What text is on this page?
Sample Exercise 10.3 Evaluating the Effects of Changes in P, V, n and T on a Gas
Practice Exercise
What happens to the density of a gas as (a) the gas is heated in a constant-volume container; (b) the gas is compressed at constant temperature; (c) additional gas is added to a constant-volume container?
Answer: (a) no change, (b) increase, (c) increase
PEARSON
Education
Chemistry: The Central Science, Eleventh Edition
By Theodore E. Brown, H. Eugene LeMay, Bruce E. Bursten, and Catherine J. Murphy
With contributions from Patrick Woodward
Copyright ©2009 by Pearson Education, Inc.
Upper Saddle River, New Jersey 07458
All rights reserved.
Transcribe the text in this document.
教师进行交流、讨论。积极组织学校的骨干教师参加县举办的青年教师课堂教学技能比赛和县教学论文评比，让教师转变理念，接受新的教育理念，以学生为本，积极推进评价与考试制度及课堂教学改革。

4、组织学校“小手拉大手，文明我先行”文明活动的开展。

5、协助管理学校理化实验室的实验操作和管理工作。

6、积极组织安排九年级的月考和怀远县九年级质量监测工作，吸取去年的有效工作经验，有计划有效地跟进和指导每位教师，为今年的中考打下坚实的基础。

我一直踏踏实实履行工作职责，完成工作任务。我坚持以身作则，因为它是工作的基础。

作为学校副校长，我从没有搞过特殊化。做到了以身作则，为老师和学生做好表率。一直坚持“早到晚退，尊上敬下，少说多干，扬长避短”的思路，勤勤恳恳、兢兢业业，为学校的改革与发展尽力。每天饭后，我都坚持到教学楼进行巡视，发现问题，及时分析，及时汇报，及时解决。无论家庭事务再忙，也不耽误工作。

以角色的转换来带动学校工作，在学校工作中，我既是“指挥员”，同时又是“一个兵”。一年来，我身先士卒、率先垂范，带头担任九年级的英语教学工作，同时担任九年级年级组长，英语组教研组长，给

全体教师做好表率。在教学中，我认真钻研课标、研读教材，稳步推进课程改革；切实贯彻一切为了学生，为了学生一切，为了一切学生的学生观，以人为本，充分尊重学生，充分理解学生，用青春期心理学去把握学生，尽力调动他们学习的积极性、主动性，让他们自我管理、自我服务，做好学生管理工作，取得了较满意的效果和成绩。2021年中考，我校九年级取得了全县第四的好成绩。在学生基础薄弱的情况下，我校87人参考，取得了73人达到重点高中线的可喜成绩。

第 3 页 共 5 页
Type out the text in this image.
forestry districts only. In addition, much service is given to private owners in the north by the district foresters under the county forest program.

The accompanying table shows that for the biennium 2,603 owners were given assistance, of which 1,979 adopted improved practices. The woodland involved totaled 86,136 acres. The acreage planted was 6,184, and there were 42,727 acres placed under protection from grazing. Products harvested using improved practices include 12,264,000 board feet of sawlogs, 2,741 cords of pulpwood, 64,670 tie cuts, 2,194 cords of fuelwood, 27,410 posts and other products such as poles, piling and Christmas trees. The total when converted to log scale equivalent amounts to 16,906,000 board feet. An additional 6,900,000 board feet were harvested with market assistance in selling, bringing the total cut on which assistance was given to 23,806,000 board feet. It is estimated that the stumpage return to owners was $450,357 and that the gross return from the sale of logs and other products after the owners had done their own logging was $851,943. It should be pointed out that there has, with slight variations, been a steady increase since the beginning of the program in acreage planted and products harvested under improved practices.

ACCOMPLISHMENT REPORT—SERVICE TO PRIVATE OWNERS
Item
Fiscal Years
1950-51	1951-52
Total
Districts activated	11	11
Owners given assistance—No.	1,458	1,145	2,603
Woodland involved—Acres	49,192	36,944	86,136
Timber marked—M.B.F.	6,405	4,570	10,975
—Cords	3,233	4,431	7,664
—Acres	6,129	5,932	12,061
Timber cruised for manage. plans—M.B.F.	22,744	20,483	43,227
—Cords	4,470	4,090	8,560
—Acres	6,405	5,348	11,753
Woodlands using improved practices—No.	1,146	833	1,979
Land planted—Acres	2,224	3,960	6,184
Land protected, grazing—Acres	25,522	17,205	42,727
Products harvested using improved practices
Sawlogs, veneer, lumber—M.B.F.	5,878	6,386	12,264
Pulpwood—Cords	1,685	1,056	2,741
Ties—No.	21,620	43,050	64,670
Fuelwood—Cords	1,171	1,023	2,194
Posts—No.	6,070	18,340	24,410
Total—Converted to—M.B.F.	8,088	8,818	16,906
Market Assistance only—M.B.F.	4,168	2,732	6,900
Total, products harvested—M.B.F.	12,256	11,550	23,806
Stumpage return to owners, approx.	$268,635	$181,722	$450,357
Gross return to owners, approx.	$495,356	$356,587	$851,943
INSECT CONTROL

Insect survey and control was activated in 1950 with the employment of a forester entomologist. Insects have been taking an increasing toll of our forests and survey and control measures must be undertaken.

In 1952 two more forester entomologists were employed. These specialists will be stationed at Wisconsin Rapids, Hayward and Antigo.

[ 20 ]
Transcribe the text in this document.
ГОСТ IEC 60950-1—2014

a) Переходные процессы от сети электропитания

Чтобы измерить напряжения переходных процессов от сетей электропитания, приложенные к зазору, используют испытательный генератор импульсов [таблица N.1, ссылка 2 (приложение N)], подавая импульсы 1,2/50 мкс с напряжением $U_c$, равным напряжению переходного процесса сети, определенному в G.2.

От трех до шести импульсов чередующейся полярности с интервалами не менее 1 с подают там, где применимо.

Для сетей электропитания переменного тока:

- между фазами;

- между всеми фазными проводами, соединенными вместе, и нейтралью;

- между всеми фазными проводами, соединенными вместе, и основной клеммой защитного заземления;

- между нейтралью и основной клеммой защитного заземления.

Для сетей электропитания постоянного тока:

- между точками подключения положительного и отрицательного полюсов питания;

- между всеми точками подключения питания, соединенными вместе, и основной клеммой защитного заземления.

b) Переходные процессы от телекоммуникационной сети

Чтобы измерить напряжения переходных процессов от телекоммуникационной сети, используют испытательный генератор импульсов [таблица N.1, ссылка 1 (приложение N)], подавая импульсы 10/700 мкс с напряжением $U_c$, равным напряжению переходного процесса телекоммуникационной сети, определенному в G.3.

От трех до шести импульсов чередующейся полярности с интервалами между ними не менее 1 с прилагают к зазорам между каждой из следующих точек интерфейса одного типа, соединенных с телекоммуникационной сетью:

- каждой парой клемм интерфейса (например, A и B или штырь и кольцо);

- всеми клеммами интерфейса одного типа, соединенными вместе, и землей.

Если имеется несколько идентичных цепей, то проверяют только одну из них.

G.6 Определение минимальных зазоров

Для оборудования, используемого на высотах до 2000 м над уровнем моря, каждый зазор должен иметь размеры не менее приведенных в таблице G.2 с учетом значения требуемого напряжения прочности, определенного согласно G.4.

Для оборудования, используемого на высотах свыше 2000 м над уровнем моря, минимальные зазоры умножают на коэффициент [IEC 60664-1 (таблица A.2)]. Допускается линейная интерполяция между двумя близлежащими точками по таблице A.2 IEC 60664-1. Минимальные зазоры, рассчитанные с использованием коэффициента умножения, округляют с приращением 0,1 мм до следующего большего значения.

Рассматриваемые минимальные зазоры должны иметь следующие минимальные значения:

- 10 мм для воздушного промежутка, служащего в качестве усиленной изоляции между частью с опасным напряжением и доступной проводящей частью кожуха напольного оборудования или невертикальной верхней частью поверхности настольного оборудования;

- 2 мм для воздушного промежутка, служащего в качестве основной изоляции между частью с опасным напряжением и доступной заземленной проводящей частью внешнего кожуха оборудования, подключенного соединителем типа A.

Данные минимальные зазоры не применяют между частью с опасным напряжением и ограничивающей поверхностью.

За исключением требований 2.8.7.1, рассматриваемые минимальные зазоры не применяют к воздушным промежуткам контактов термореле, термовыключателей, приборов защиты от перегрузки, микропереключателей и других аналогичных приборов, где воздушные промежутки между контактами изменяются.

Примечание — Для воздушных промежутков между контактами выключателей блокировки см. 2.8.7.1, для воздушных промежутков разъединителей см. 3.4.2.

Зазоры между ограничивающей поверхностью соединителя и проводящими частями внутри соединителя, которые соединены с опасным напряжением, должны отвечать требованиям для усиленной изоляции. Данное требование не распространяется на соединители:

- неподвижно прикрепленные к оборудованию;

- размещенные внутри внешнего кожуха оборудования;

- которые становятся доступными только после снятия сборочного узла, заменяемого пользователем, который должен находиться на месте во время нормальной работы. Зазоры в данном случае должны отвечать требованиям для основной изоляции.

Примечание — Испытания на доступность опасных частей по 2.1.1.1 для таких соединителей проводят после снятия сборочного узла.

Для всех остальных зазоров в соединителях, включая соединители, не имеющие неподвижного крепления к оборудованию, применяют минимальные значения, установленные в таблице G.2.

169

# Exercise instructions
From the data above, copy each line where the string "подавая" appears.

# Response for this exercise
Чтобы измерить напряжения переходных процессов от сетей электропитания, приложенные к зазору, используют испытательный генератор импульсов [таблица N.1, ссылка 2 (приложение N)], подавая импульсы 1,2/50 мкс с напряжением $U_c$, равным напряжению переходного процесса сети, определенному в G.2.
Чтобы измерить напряжения переходных процессов от телекоммуникационной сети, используют испытательный генератор импульсов [таблица N.1, ссылка 1 (приложение N)], подавая импульсы 10/700 мкс с напряжением $U_c$, равным напряжению переходного процесса телекоммуникационной сети, определенному в G.3.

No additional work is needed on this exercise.